Exercise prompt -> From the line with "Serialize everything readable" through the final line, please write out the listing exactly, including both of those lines.

####################

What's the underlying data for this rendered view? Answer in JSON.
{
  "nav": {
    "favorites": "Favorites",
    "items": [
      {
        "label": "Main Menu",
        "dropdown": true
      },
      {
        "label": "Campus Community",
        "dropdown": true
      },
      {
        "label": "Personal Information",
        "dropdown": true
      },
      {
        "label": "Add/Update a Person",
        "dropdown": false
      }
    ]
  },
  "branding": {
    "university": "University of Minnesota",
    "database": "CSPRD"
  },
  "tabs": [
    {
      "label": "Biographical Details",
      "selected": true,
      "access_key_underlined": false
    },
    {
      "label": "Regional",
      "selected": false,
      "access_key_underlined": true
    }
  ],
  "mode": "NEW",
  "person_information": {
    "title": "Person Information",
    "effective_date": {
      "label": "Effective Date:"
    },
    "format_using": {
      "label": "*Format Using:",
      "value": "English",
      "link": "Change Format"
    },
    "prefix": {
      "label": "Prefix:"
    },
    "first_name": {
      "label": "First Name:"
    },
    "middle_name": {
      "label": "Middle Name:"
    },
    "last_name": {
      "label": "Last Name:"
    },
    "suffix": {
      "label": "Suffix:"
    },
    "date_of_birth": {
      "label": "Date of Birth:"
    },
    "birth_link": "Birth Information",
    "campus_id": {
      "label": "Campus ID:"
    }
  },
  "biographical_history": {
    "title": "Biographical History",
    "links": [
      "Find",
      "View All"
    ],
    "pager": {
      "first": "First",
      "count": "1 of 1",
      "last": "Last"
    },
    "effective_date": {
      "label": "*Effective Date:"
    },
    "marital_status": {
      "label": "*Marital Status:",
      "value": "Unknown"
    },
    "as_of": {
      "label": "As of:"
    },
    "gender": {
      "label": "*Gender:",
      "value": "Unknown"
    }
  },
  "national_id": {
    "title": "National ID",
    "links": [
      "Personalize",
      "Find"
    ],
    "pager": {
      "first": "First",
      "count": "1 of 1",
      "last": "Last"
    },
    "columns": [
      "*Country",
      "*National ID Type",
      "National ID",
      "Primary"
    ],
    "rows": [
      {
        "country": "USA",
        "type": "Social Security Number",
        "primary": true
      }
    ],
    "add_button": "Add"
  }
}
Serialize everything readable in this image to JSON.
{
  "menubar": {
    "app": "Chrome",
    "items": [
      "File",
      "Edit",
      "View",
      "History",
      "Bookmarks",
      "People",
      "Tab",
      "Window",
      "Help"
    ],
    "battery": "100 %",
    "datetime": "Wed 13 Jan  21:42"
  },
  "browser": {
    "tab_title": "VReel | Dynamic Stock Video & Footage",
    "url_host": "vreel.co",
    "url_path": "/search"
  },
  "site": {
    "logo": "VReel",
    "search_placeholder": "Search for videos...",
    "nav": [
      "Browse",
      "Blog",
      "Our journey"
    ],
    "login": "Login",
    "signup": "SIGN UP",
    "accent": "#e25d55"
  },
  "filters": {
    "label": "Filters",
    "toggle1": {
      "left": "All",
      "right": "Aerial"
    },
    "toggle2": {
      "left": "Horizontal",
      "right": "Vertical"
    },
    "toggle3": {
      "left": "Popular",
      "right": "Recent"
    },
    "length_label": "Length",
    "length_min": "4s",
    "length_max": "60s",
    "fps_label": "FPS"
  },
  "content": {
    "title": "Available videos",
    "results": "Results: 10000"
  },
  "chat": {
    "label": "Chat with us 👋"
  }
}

####################

The output ->
Serialize everything readable in this image to JSON.
{
  "menubar": {
    "app": "Chrome",
    "items": [
      "File",
      "Edit",
      "View",
      "History",
      "Bookmarks",
      "People",
      "Tab",
      "Window",
      "Help"
    ],
    "battery": "100 %",
    "datetime": "Wed 13 Jan  21:42"
  },
  "browser": {
    "tab_title": "VReel | Dynamic Stock Video & Footage",
    "url_host": "vreel.co",
    "url_path": "/search"
  },
  "site": {
    "logo": "VReel",
    "search_placeholder": "Search for videos...",
    "nav": [
      "Browse",
      "Blog",
      "Our journey"
    ],
    "login": "Login",
    "signup": "SIGN UP",
    "accent": "#e25d55"
  },
  "filters": {
    "label": "Filters",
    "toggle1": {
      "left": "All",
      "right": "Aerial"
    },
    "toggle2": {
      "left": "Horizontal",
      "right": "Vertical"
    },
    "toggle3": {
      "left": "Popular",
      "right": "Recent"
    },
    "length_label": "Length",
    "length_min": "4s",
    "length_max": "60s",
    "fps_label": "FPS"
  },
  "content": {
    "title": "Available videos",
    "results": "Results: 10000"
  },
  "chat": {
    "label": "Chat with us 👋"
  }
}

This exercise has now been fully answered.